CHALLENGE. Filter the entries below, keeping only lines with the word "your".

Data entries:
****
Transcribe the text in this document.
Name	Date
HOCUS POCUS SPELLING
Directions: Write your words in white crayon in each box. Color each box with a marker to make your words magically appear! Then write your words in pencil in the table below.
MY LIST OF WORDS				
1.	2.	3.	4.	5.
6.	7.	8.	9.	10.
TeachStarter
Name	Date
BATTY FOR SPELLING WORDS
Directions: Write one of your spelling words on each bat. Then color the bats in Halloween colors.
****
OUTPUT.
Directions: Write your words in white crayon in each box. Color each box with a marker to make your words magically appear! Then write your words in pencil in the table below.
Directions: Write one of your spelling words on each bat. Then color the bats in Halloween colors.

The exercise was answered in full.